▶ **EXERCISE BRIEF**
Repeat all of the material below exactly as written, images excluded.

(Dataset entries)
★ ★ ★ ★ ★

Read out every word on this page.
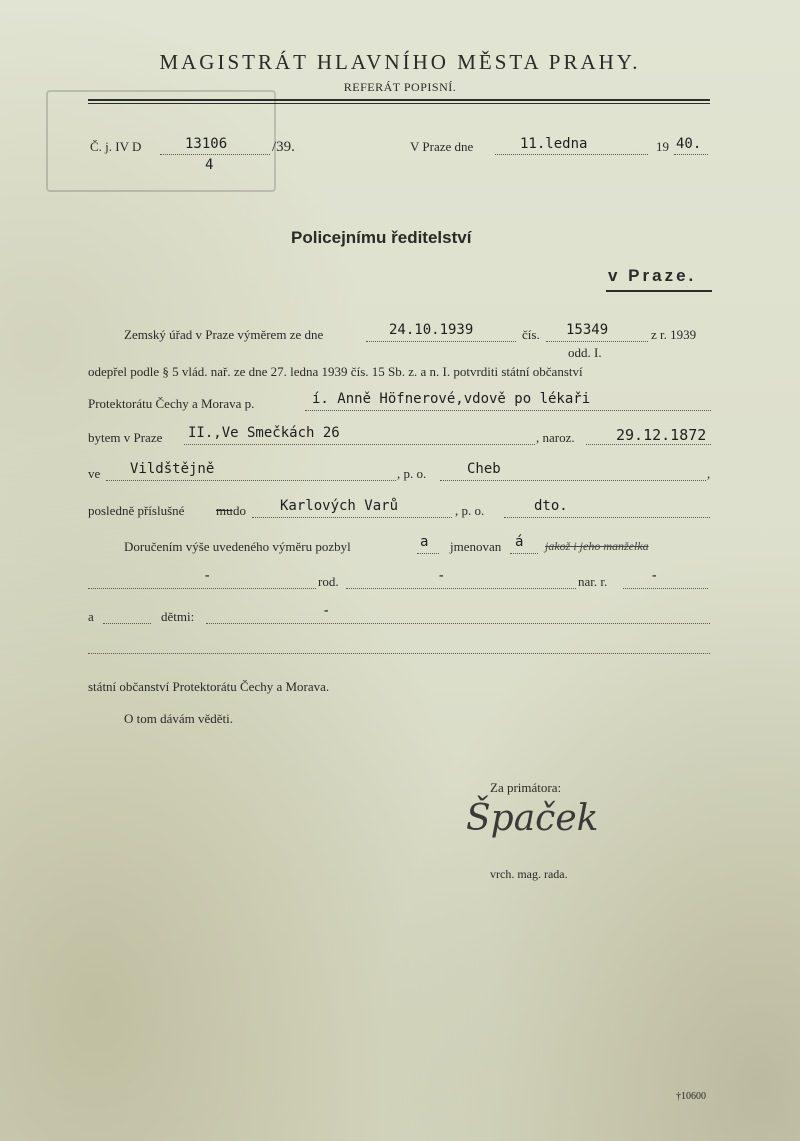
MAGISTRÁT HLAVNÍHO MĚSTA PRAHY.
REFERÁT POPISNÍ.
Č. j. IV D	13106	/39.
4
V Praze dne	11.ledna	19 40.
Policejnímu ředitelství
v Praze.
Zemský úřad v Praze výměrem ze dne	24.10.1939	čís. 15349	z r. 1939
odd. I.
odepřel podle § 5 vlád. nař. ze dne 27. ledna 1939 čís. 15 Sb. z. a n. I. potvrditi státní občanství
Protektorátu Čechy a Morava p.	í. Anně Höfnerové,vdově po lékaři
bytem v Praze II.,Ve Smečkách 26	, naroz.	29.12.1872
ve Vildštějně	, p. o.	Cheb	,
posledně příslušné mu do Karlových Varů	, p. o.	dto.
Doručením výše uvedeného výměru pozbyl	a jmenovan á jakož i jeho manželka
-	rod.	-	nar. r.	-
a	dětmi:	-
státní občanství Protektorátu Čechy a Morava.
O tom dávám věděti.
Za primátora:
Špaček
vrch. mag. rada.
†10600
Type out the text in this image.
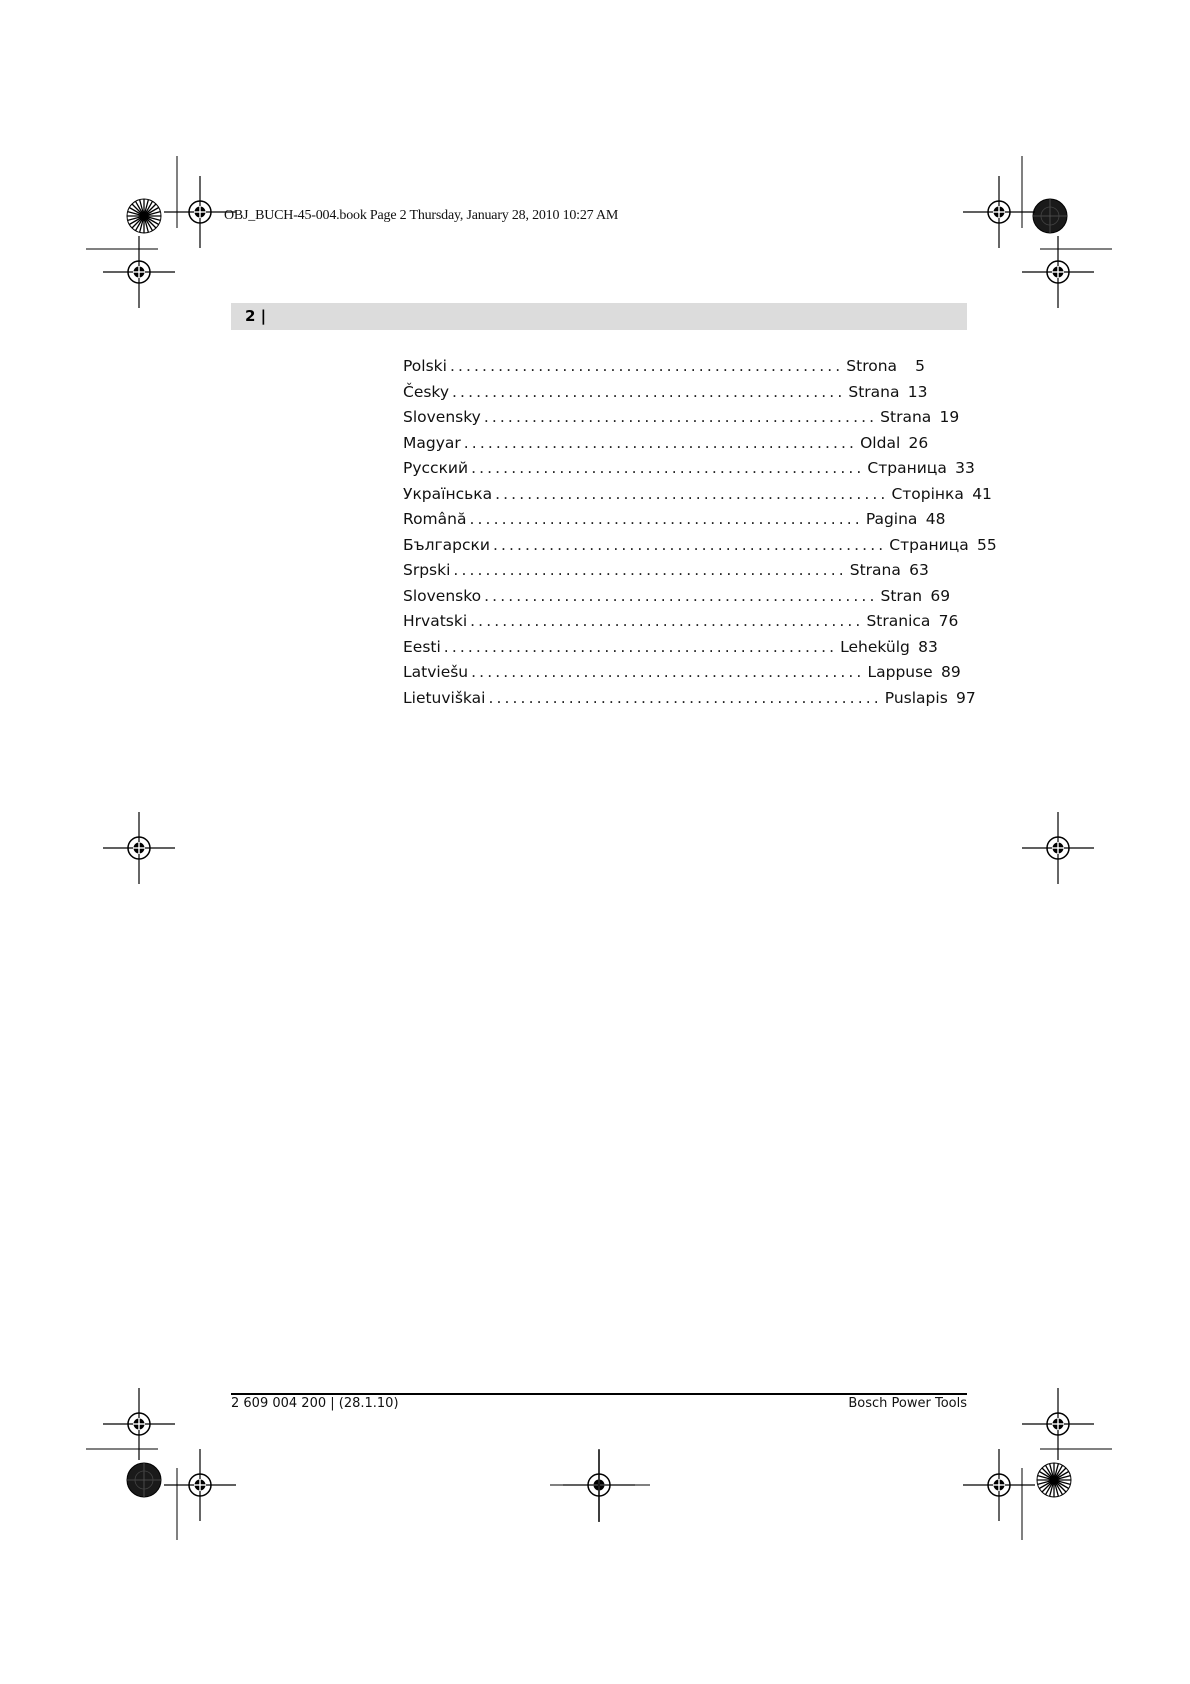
OBJ_BUCH-45-004.book Page 2 Thursday, January 28, 2010 10:27 AM
2 |
Polski ................................................. Strona	5
Česky ................................................. Strana 13
Slovensky ................................................. Strana 19
Magyar ................................................. Oldal 26
Русский ................................................. Страница 33
Українська ................................................. Сторінка 41
Română ................................................. Pagina 48
Български ................................................. Страница 55
Srpski ................................................. Strana 63
Slovensko ................................................. Stran 69
Hrvatski ................................................. Stranica 76
Eesti ................................................. Lehekülg 83
Latviešu ................................................. Lappuse 89
Lietuviškai ................................................. Puslapis 97
2 609 004 200 | (28.1.10)	Bosch Power Tools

★ ★ ★ ★ ★

▶ **ANSWER FOR THIS EXERCISE**
Read out every word on this page.
MAGISTRÁT HLAVNÍHO MĚSTA PRAHY.
REFERÁT POPISNÍ.
Č. j. IV D	13106	/39.
4
V Praze dne	11.ledna	19 40.
Policejnímu ředitelství
v Praze.
Zemský úřad v Praze výměrem ze dne	24.10.1939	čís. 15349	z r. 1939
odd. I.
odepřel podle § 5 vlád. nař. ze dne 27. ledna 1939 čís. 15 Sb. z. a n. I. potvrditi státní občanství
Protektorátu Čechy a Morava p.	í. Anně Höfnerové,vdově po lékaři
bytem v Praze II.,Ve Smečkách 26	, naroz.	29.12.1872
ve Vildštějně	, p. o.	Cheb	,
posledně příslušné mu do Karlových Varů	, p. o.	dto.
Doručením výše uvedeného výměru pozbyl	a jmenovan á jakož i jeho manželka
-	rod.	-	nar. r.	-
a	dětmi:	-
státní občanství Protektorátu Čechy a Morava.
O tom dávám věděti.
Za primátora:
Špaček
vrch. mag. rada.
†10600
Type out the text in this image.
OBJ_BUCH-45-004.book Page 2 Thursday, January 28, 2010 10:27 AM
2 |
Polski ................................................. Strona	5
Česky ................................................. Strana 13
Slovensky ................................................. Strana 19
Magyar ................................................. Oldal 26
Русский ................................................. Страница 33
Українська ................................................. Сторінка 41
Română ................................................. Pagina 48
Български ................................................. Страница 55
Srpski ................................................. Strana 63
Slovensko ................................................. Stran 69
Hrvatski ................................................. Stranica 76
Eesti ................................................. Lehekülg 83
Latviešu ................................................. Lappuse 89
Lietuviškai ................................................. Puslapis 97
2 609 004 200 | (28.1.10)	Bosch Power Tools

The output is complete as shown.